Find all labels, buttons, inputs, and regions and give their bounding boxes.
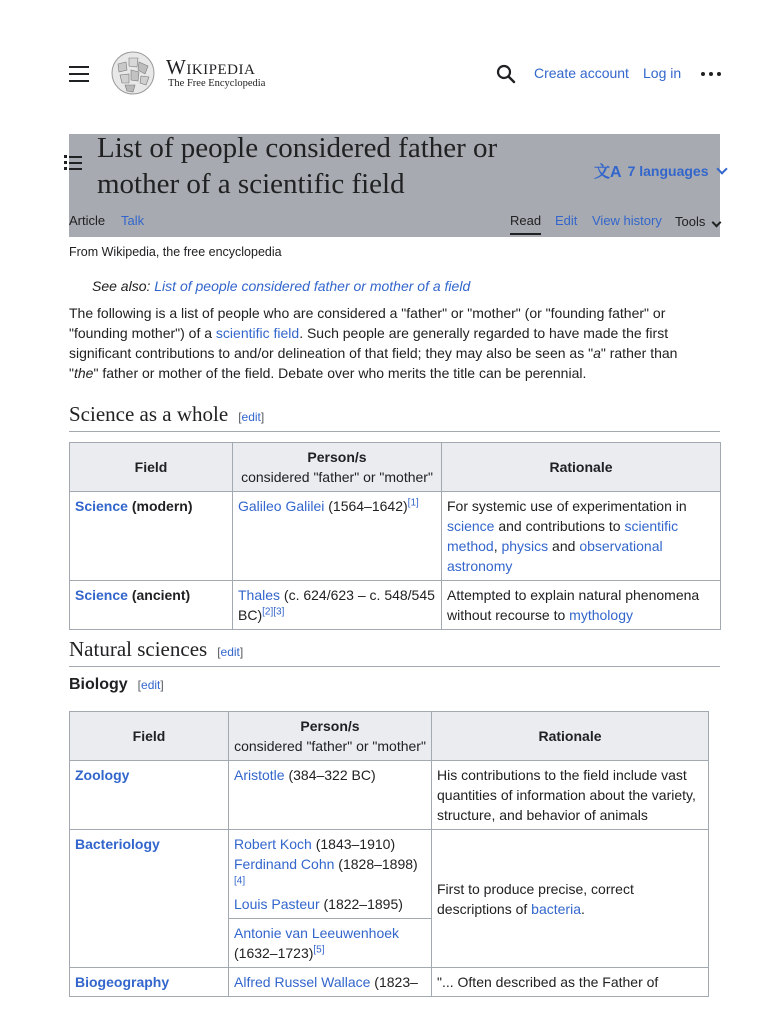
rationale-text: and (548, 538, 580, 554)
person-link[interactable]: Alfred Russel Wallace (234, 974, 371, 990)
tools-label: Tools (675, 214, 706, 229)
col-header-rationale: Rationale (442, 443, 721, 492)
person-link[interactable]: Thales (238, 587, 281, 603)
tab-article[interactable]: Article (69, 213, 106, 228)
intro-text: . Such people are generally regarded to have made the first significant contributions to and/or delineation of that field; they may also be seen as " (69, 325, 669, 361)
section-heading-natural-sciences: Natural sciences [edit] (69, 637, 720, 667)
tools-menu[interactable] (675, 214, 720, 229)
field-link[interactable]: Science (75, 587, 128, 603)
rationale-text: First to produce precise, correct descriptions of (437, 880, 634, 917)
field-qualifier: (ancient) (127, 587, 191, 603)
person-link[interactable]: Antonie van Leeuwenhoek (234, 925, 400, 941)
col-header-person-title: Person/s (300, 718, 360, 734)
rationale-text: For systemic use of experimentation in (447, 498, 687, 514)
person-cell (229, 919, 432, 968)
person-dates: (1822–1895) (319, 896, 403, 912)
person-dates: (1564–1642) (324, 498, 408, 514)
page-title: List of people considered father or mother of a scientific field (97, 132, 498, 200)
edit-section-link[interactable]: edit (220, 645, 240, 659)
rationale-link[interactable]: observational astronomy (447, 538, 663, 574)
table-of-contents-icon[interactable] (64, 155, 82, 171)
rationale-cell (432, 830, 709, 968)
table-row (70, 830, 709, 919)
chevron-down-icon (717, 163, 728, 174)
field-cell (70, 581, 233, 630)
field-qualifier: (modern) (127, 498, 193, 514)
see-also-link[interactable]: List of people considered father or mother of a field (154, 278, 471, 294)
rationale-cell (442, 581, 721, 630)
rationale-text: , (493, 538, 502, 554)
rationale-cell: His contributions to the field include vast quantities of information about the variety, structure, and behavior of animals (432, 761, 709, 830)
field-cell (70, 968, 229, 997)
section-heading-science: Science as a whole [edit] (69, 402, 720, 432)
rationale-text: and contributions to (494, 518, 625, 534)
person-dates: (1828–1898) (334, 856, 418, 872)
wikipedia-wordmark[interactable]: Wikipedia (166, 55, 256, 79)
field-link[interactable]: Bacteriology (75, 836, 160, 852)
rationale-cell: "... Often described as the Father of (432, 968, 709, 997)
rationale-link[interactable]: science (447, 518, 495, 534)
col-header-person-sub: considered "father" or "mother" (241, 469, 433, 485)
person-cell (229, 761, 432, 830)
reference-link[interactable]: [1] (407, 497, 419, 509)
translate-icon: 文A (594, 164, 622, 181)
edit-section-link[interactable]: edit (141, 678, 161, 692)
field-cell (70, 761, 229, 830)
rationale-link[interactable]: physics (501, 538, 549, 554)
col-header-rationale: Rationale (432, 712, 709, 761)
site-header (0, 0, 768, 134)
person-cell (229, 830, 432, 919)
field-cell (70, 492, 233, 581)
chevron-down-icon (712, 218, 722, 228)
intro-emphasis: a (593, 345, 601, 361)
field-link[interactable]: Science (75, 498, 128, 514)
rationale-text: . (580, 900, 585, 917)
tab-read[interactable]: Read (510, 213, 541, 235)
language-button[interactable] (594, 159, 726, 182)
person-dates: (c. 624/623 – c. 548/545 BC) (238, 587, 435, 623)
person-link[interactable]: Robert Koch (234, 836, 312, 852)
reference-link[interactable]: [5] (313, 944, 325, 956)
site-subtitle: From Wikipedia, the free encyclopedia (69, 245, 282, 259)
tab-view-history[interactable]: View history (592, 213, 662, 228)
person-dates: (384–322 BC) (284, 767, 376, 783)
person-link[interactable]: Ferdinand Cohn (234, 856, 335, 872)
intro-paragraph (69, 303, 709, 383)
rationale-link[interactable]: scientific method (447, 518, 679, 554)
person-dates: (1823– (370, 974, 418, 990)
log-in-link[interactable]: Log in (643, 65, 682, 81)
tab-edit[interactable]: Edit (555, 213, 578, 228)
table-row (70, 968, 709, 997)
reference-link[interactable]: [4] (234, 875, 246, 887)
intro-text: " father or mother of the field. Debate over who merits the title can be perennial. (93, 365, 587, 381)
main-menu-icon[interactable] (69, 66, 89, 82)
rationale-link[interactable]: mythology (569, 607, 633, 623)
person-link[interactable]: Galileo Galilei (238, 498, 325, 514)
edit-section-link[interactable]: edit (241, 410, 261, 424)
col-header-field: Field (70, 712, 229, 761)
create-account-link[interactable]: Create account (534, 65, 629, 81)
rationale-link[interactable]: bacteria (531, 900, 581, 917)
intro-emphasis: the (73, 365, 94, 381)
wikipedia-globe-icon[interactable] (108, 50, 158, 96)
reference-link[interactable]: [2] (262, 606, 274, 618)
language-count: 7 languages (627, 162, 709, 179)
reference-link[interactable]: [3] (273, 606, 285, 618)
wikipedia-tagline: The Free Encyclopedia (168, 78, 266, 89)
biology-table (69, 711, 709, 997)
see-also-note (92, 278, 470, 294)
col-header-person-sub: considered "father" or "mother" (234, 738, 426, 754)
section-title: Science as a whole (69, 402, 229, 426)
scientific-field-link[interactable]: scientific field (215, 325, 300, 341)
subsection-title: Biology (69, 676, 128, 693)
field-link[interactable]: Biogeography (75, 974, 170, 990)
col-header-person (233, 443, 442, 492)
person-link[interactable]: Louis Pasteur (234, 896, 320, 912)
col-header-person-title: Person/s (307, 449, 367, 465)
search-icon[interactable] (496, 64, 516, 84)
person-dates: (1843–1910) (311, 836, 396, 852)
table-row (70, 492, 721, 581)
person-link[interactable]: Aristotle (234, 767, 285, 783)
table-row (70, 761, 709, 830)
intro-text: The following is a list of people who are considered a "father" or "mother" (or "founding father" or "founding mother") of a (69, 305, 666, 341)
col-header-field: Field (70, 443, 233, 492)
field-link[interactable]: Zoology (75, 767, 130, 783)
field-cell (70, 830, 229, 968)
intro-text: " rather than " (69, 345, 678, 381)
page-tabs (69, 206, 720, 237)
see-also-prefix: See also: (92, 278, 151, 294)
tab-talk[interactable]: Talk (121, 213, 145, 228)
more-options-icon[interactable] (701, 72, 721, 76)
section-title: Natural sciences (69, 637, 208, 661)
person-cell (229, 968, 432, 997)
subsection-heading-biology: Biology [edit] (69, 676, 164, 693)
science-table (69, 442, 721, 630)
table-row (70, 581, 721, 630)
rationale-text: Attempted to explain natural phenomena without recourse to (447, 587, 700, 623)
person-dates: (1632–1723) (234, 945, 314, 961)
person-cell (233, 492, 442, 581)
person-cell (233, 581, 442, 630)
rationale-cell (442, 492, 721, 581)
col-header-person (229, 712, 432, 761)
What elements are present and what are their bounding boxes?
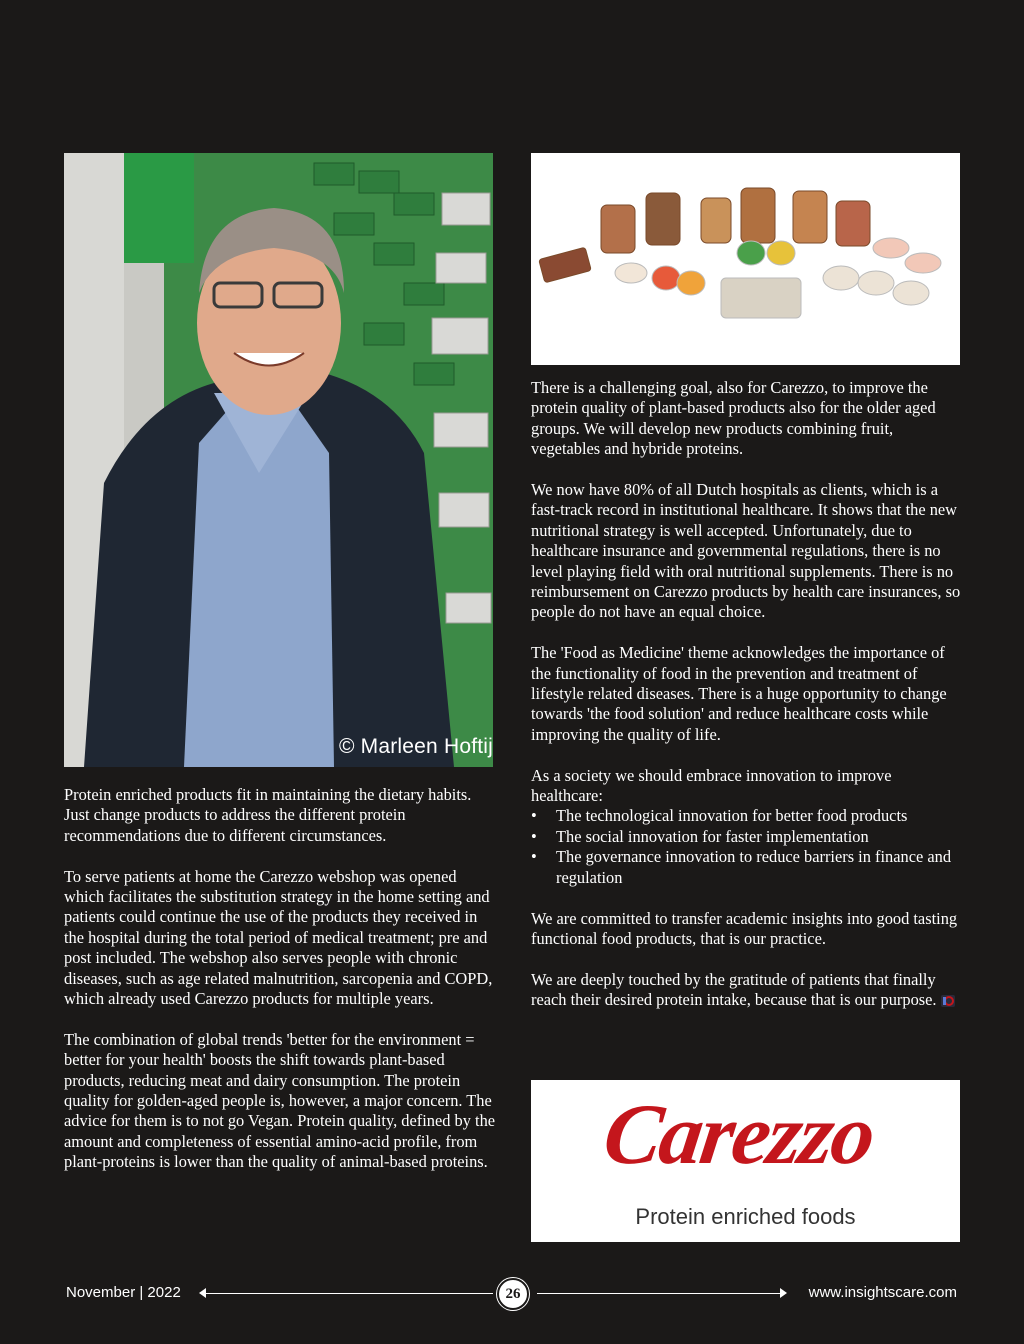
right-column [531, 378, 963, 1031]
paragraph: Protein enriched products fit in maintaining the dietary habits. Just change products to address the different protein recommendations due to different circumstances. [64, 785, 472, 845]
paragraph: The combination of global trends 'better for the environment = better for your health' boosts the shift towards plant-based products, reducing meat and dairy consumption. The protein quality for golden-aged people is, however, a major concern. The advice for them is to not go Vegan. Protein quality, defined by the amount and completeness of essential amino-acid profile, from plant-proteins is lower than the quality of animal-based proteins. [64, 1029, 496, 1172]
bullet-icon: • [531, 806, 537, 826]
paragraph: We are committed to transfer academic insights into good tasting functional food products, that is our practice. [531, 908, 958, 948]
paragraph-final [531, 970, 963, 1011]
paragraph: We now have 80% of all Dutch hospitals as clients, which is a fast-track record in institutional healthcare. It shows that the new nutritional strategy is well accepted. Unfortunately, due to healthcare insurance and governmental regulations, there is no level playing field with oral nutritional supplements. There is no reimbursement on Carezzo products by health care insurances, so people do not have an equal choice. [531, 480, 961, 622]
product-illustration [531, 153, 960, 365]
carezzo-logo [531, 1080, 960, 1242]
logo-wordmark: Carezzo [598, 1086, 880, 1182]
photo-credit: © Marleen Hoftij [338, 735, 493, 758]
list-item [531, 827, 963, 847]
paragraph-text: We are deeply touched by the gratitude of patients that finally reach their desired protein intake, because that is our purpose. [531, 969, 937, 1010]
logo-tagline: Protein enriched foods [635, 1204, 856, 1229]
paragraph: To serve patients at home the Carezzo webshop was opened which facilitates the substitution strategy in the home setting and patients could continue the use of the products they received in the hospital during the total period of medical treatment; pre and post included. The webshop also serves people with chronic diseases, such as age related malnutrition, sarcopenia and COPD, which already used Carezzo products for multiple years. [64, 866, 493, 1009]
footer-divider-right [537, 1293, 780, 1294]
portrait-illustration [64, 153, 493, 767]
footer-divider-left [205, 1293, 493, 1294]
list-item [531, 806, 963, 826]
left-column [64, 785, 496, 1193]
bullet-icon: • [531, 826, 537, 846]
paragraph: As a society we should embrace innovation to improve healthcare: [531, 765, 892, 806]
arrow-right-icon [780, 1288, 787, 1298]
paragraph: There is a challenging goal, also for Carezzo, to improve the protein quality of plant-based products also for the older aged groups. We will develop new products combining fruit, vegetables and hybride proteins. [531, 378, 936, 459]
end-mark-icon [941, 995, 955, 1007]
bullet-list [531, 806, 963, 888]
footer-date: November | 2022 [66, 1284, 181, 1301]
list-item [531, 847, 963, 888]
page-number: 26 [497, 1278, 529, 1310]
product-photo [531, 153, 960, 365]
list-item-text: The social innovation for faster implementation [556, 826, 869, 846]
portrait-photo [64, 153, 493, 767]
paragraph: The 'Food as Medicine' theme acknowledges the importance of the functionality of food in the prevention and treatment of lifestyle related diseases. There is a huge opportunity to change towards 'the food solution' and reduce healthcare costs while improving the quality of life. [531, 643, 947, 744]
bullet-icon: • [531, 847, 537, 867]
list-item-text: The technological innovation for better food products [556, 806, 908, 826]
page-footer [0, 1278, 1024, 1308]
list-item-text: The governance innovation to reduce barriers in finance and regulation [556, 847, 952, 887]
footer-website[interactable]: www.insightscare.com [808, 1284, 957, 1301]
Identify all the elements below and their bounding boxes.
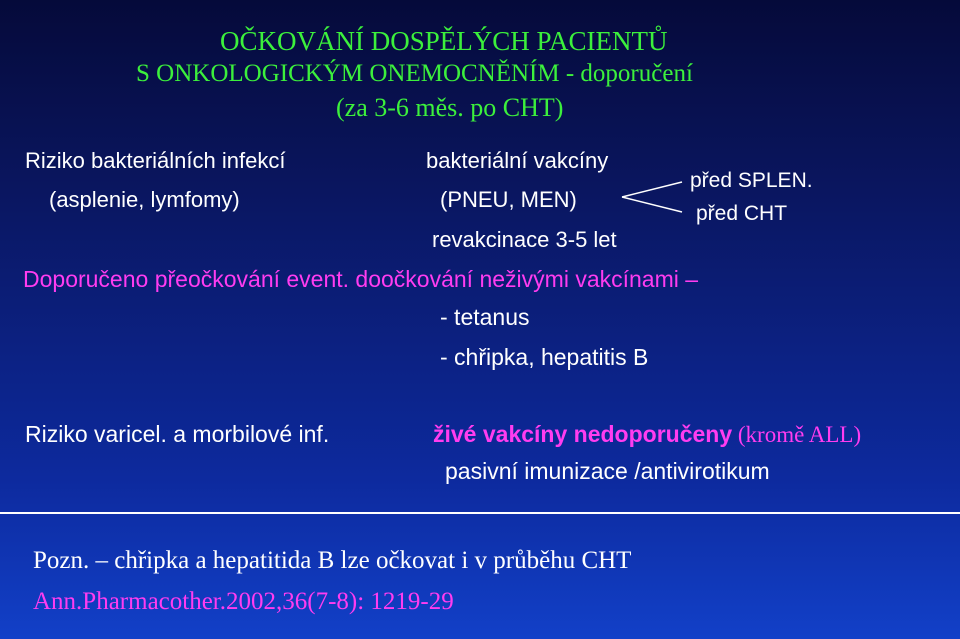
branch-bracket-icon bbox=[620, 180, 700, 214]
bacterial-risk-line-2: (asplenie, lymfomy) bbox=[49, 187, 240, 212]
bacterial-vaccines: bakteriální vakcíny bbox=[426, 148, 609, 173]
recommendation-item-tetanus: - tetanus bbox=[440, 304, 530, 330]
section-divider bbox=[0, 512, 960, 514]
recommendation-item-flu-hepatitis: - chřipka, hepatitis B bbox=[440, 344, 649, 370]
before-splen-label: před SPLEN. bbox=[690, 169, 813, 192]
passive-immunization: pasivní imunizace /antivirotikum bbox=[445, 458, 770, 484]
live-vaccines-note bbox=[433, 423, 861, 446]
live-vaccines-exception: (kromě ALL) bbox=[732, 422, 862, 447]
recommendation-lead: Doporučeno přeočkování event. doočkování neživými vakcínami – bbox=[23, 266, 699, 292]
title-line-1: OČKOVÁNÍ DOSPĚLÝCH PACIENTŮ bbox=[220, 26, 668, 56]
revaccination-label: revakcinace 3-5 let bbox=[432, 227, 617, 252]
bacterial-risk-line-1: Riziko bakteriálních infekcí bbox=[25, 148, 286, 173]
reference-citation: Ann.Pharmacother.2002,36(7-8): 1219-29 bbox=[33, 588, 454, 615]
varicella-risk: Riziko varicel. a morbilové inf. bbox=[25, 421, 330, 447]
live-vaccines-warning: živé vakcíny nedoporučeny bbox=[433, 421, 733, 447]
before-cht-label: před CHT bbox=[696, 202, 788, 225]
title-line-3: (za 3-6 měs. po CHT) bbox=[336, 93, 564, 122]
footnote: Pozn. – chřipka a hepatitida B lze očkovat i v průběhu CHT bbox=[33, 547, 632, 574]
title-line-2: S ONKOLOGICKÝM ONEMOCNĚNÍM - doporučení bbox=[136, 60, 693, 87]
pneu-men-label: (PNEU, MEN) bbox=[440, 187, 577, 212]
------------------------------
Work task: Every line between the one containing "Identify all the" and the end of the listing, both included, needs to be retyped exactly, minus the pictures.

Written solution:
Identify all the elements below and their bounding boxes.
branch-bracket-icon bbox=[620, 180, 700, 214]
bacterial-risk-line-2: (asplenie, lymfomy) bbox=[49, 187, 240, 212]
bacterial-vaccines: bakteriální vakcíny bbox=[426, 148, 609, 173]
recommendation-item-tetanus: - tetanus bbox=[440, 304, 530, 330]
section-divider bbox=[0, 512, 960, 514]
recommendation-item-flu-hepatitis: - chřipka, hepatitis B bbox=[440, 344, 649, 370]
before-splen-label: před SPLEN. bbox=[690, 169, 813, 192]
passive-immunization: pasivní imunizace /antivirotikum bbox=[445, 458, 770, 484]
live-vaccines-note bbox=[433, 423, 861, 446]
live-vaccines-exception: (kromě ALL) bbox=[732, 422, 862, 447]
recommendation-lead: Doporučeno přeočkování event. doočkování neživými vakcínami – bbox=[23, 266, 699, 292]
title-line-1: OČKOVÁNÍ DOSPĚLÝCH PACIENTŮ bbox=[220, 26, 668, 56]
revaccination-label: revakcinace 3-5 let bbox=[432, 227, 617, 252]
bacterial-risk-line-1: Riziko bakteriálních infekcí bbox=[25, 148, 286, 173]
reference-citation: Ann.Pharmacother.2002,36(7-8): 1219-29 bbox=[33, 588, 454, 615]
varicella-risk: Riziko varicel. a morbilové inf. bbox=[25, 421, 330, 447]
live-vaccines-warning: živé vakcíny nedoporučeny bbox=[433, 421, 733, 447]
before-cht-label: před CHT bbox=[696, 202, 788, 225]
title-line-3: (za 3-6 měs. po CHT) bbox=[336, 93, 564, 122]
footnote: Pozn. – chřipka a hepatitida B lze očkovat i v průběhu CHT bbox=[33, 547, 632, 574]
title-line-2: S ONKOLOGICKÝM ONEMOCNĚNÍM - doporučení bbox=[136, 60, 693, 87]
pneu-men-label: (PNEU, MEN) bbox=[440, 187, 577, 212]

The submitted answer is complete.